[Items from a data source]
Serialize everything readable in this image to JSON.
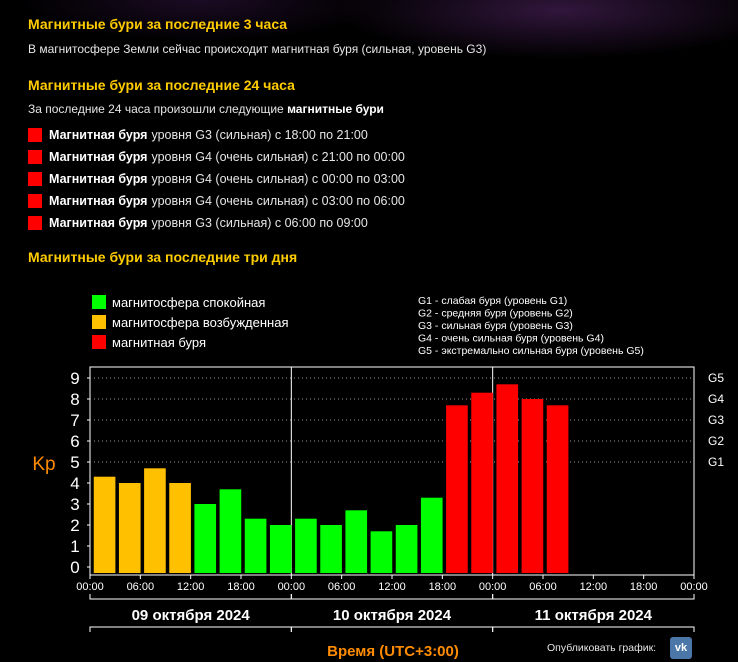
{
  "section1": {
    "title": "Магнитные бури за последние 3 часа",
    "text": "В магнитосфере Земли сейчас происходит магнитная буря (сильная, уровень G3)"
  },
  "section2": {
    "title": "Магнитные бури за последние 24 часа",
    "intro_prefix": "За последние 24 часа произошли следующие ",
    "intro_bold": "магнитные бури",
    "storms": [
      {
        "bold": "Магнитная буря",
        "rest": "уровня G3 (сильная) с 18:00 по 21:00"
      },
      {
        "bold": "Магнитная буря",
        "rest": "уровня G4 (очень сильная) с 21:00 по 00:00"
      },
      {
        "bold": "Магнитная буря",
        "rest": "уровня G4 (очень сильная) с 00:00 по 03:00"
      },
      {
        "bold": "Магнитная буря",
        "rest": "уровня G4 (очень сильная) с 03:00 по 06:00"
      },
      {
        "bold": "Магнитная буря",
        "rest": "уровня G3 (сильная) с 06:00 по 09:00"
      }
    ],
    "storm_color": "#ff0000"
  },
  "section3": {
    "title": "Магнитные бури за последние три дня"
  },
  "share": {
    "label": "Опубликовать график:",
    "vk": "vk"
  },
  "chart_data": {
    "type": "bar",
    "ylabel": "Kp",
    "xlabel": "Время (UTC+3:00)",
    "ylim": [
      0,
      9
    ],
    "yticks": [
      "0",
      "1",
      "2",
      "3",
      "4",
      "5",
      "6",
      "7",
      "8",
      "9"
    ],
    "g_levels": [
      {
        "label": "G1",
        "kp": 5
      },
      {
        "label": "G2",
        "kp": 6
      },
      {
        "label": "G3",
        "kp": 7
      },
      {
        "label": "G4",
        "kp": 8
      },
      {
        "label": "G5",
        "kp": 9
      }
    ],
    "xticks": [
      "00:00",
      "06:00",
      "12:00",
      "18:00",
      "00:00",
      "06:00",
      "12:00",
      "18:00",
      "00:00",
      "06:00",
      "12:00",
      "18:00",
      "00:00"
    ],
    "days": [
      "09 октября 2024",
      "10 октября 2024",
      "11 октября 2024"
    ],
    "legend": [
      {
        "label": "магнитосфера спокойная",
        "color": "#00ff00"
      },
      {
        "label": "магнитосфера возбужденная",
        "color": "#ffc000"
      },
      {
        "label": "магнитная буря",
        "color": "#ff0000"
      }
    ],
    "g_legend": [
      "G1 - слабая буря (уровень G1)",
      "G2 - средняя буря (уровень G2)",
      "G3 - сильная буря (уровень G3)",
      "G4 - очень сильная буря (уровень G4)",
      "G5 - экстремально сильная буря (уровень G5)"
    ],
    "colors": {
      "quiet": "#00ff00",
      "active": "#ffc000",
      "storm": "#ff0000"
    },
    "values": [
      4.3,
      4.0,
      4.7,
      4.0,
      3.0,
      3.7,
      2.3,
      2.0,
      2.3,
      2.0,
      2.7,
      1.7,
      2.0,
      3.3,
      7.7,
      8.3,
      8.7,
      8.0,
      7.7
    ],
    "status": [
      "active",
      "active",
      "active",
      "active",
      "quiet",
      "quiet",
      "quiet",
      "quiet",
      "quiet",
      "quiet",
      "quiet",
      "quiet",
      "quiet",
      "quiet",
      "storm",
      "storm",
      "storm",
      "storm",
      "storm"
    ]
  }
}
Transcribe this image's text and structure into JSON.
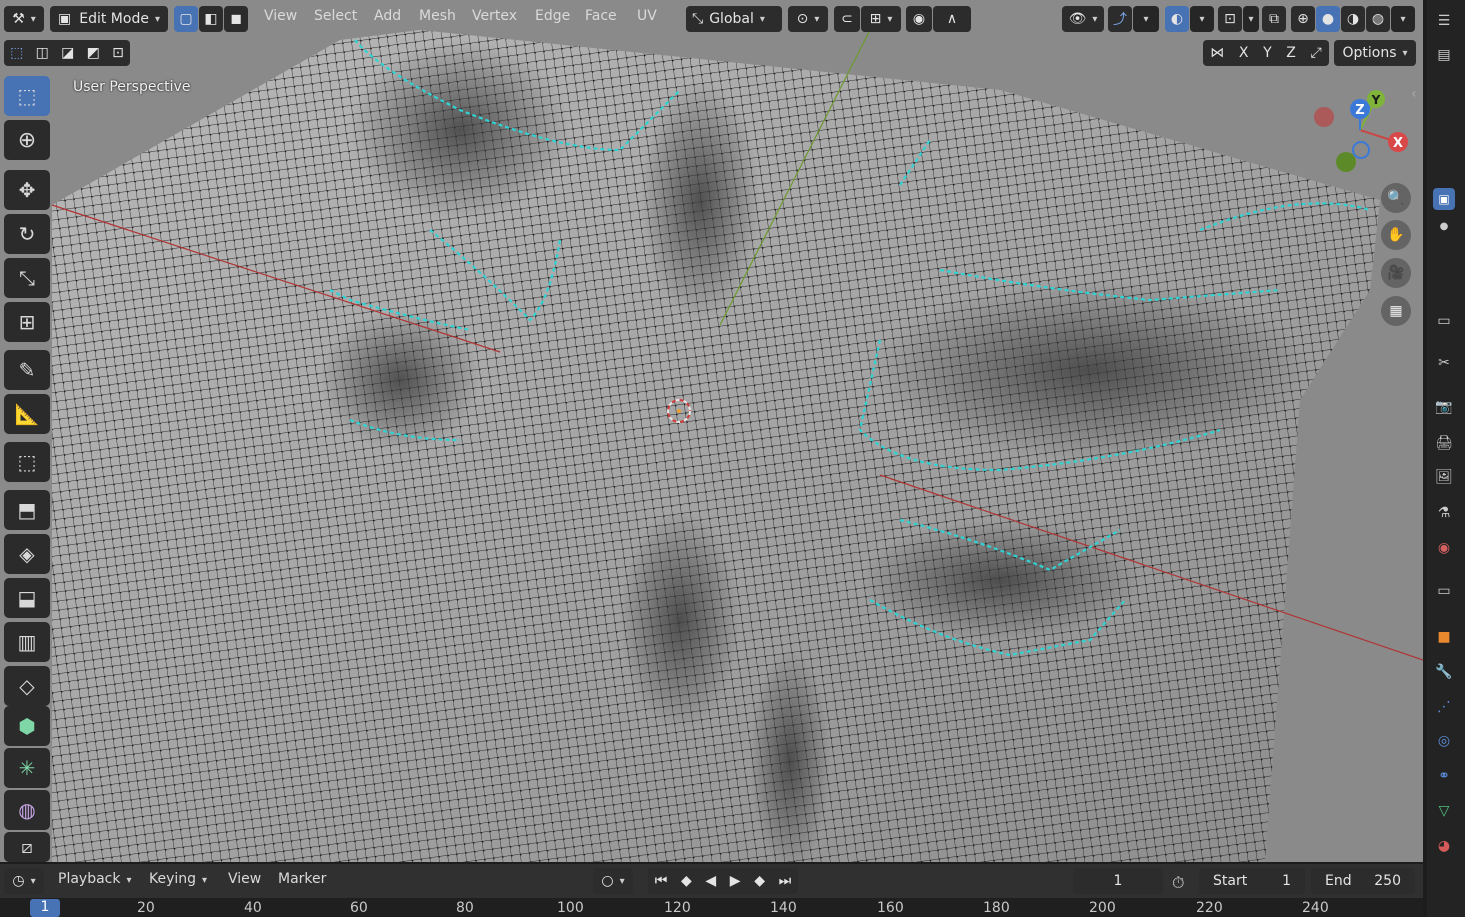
{
  "header": {
    "mode_label": "Edit Mode",
    "menus": [
      "View",
      "Select",
      "Add",
      "Mesh",
      "Vertex",
      "Edge",
      "Face",
      "UV"
    ],
    "transform_orientation": "Global",
    "options_label": "Options",
    "axis_x": "X",
    "axis_y": "Y",
    "axis_z": "Z"
  },
  "viewport": {
    "view_label": "User Perspective"
  },
  "gizmo": {
    "x_label": "X",
    "y_label": "Y",
    "z_label": "Z"
  },
  "timeline": {
    "playback_label": "Playback",
    "keying_label": "Keying",
    "view_label": "View",
    "marker_label": "Marker",
    "current_frame": "1",
    "start_label": "Start",
    "start_value": "1",
    "end_label": "End",
    "end_value": "250"
  },
  "ruler": {
    "current": "1",
    "ticks": [
      "20",
      "40",
      "60",
      "80",
      "100",
      "120",
      "140",
      "160",
      "180",
      "200",
      "220",
      "240"
    ]
  },
  "colors": {
    "accent": "#4772b3",
    "viewport_bg": "#8a8a8a",
    "panel": "#2c2c2c",
    "seam": "#2fd3d3",
    "axis_x": "#e04a4a",
    "axis_y": "#7fb33a"
  }
}
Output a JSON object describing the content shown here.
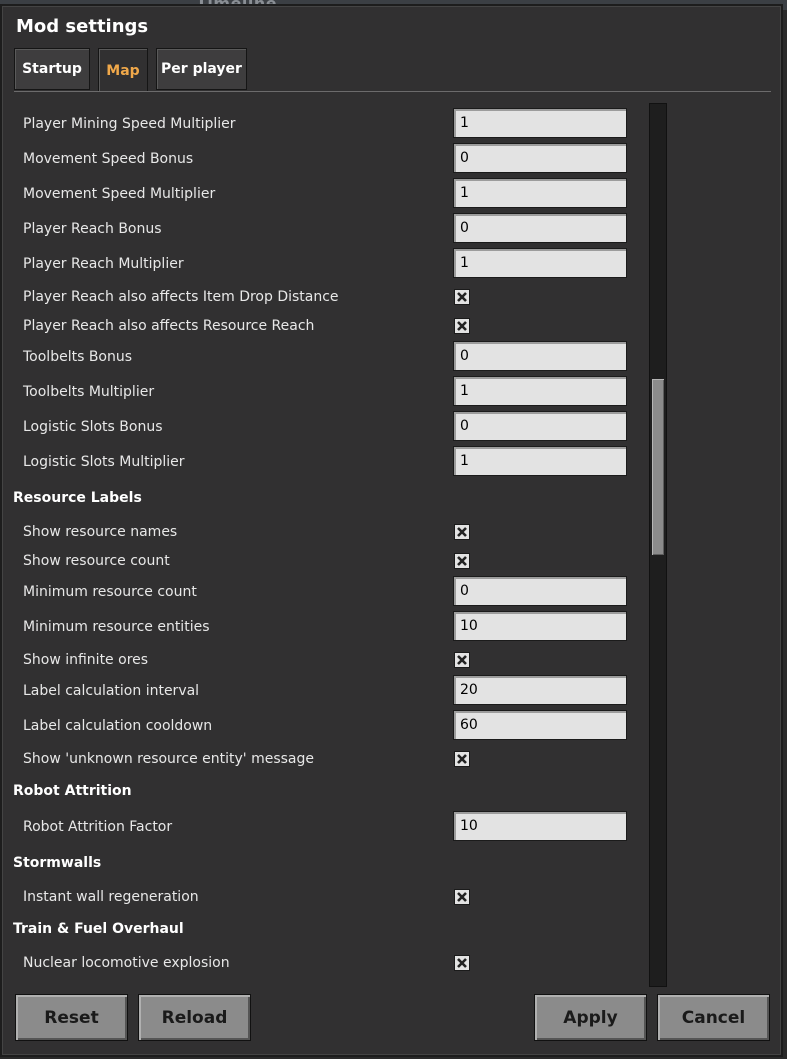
{
  "window": {
    "title": "Mod settings"
  },
  "background": {
    "ghost_tab": "Timeline"
  },
  "tabs": [
    {
      "label": "Startup",
      "active": false
    },
    {
      "label": "Map",
      "active": true
    },
    {
      "label": "Per player",
      "active": false
    }
  ],
  "settings": [
    {
      "label": "Player Mining Speed Multiplier",
      "value": "1"
    },
    {
      "label": "Movement Speed Bonus",
      "value": "0"
    },
    {
      "label": "Movement Speed Multiplier",
      "value": "1"
    },
    {
      "label": "Player Reach Bonus",
      "value": "0"
    },
    {
      "label": "Player Reach Multiplier",
      "value": "1"
    },
    {
      "label": "Player Reach also affects Item Drop Distance",
      "checked": true
    },
    {
      "label": "Player Reach also affects Resource Reach",
      "checked": true
    },
    {
      "label": "Toolbelts Bonus",
      "value": "0"
    },
    {
      "label": "Toolbelts Multiplier",
      "value": "1"
    },
    {
      "label": "Logistic Slots Bonus",
      "value": "0"
    },
    {
      "label": "Logistic Slots Multiplier",
      "value": "1"
    }
  ],
  "sections": [
    {
      "title": "Resource Labels",
      "settings": [
        {
          "label": "Show resource names",
          "checked": true
        },
        {
          "label": "Show resource count",
          "checked": true
        },
        {
          "label": "Minimum resource count",
          "value": "0"
        },
        {
          "label": "Minimum resource entities",
          "value": "10"
        },
        {
          "label": "Show infinite ores",
          "checked": true
        },
        {
          "label": "Label calculation interval",
          "value": "20"
        },
        {
          "label": "Label calculation cooldown",
          "value": "60"
        },
        {
          "label": "Show 'unknown resource entity' message",
          "checked": true
        }
      ]
    },
    {
      "title": "Robot Attrition",
      "settings": [
        {
          "label": "Robot Attrition Factor",
          "value": "10"
        }
      ]
    },
    {
      "title": "Stormwalls",
      "settings": [
        {
          "label": "Instant wall regeneration",
          "checked": true
        }
      ]
    },
    {
      "title": "Train & Fuel Overhaul",
      "settings": [
        {
          "label": "Nuclear locomotive explosion",
          "checked": true
        }
      ]
    }
  ],
  "scroll": {
    "position": 0.39,
    "visible_fraction": 0.2
  },
  "buttons": {
    "reset": "Reset",
    "reload": "Reload",
    "apply": "Apply",
    "cancel": "Cancel"
  },
  "icons": {
    "checkbox_checked": "x-mark-icon"
  }
}
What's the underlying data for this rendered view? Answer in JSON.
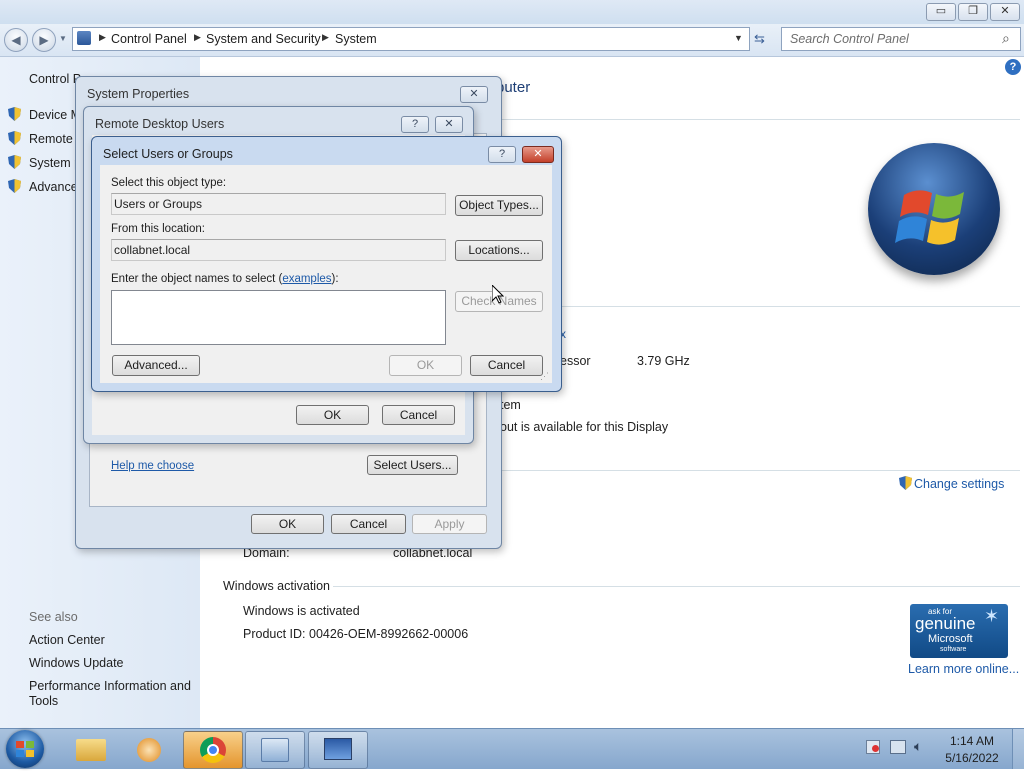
{
  "window": {
    "caption_buttons": [
      "▭",
      "❐",
      "✕"
    ]
  },
  "navbar": {
    "breadcrumbs": [
      "Control Panel",
      "System and Security",
      "System"
    ],
    "search_placeholder": "Search Control Panel"
  },
  "sidebar": {
    "home": "Control P",
    "items": [
      "Device M",
      "Remote s",
      "System p",
      "Advance"
    ],
    "see_also_title": "See also",
    "see_also": [
      "Action Center",
      "Windows Update",
      "Performance Information and",
      "Tools"
    ]
  },
  "main": {
    "heading_partial": "puter",
    "bullet_x": "x",
    "processor_label": "essor",
    "processor_speed": "3.79 GHz",
    "system_type_partial": "tem",
    "pen_touch_partial": "out is available for this Display",
    "change_settings": "Change settings",
    "domain_label": "Domain:",
    "domain_value": "collabnet.local",
    "activation_title": "Windows activation",
    "activation_status": "Windows is activated",
    "product_id": "Product ID: 00426-OEM-8992662-00006",
    "genuine_line1": "ask for",
    "genuine_line2": "genuine",
    "genuine_line3": "Microsoft",
    "genuine_line4": "software",
    "learn_more": "Learn more online..."
  },
  "system_properties": {
    "title": "System Properties",
    "help_me_choose": "Help me choose",
    "select_users_btn": "Select Users...",
    "ok": "OK",
    "cancel": "Cancel",
    "apply": "Apply"
  },
  "remote_desktop_users": {
    "title": "Remote Desktop Users",
    "ok": "OK",
    "cancel": "Cancel"
  },
  "select_users": {
    "title": "Select Users or Groups",
    "object_type_label": "Select this object type:",
    "object_type_value": "Users or Groups",
    "object_types_btn": "Object Types...",
    "location_label": "From this location:",
    "location_value": "collabnet.local",
    "locations_btn": "Locations...",
    "enter_names_label": "Enter the object names to select (",
    "examples_link": "examples",
    "enter_names_label_end": "):",
    "check_names_btn": "Check Names",
    "advanced_btn": "Advanced...",
    "ok": "OK",
    "cancel": "Cancel"
  },
  "taskbar": {
    "time": "1:14 AM",
    "date": "5/16/2022"
  },
  "colors": {
    "link": "#1e5aa8",
    "taskbar": "#94b2d6"
  }
}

• **Task statement**
Return every line from the records above that holds the word "JSON".

• **Correct result**
Serialize everything readable in this image to JSON.
Transcribe this image's text and structure into JSON.
Output a JSON object describing the content shown here.
What's the underlying data for this rendered view? Answer in JSON.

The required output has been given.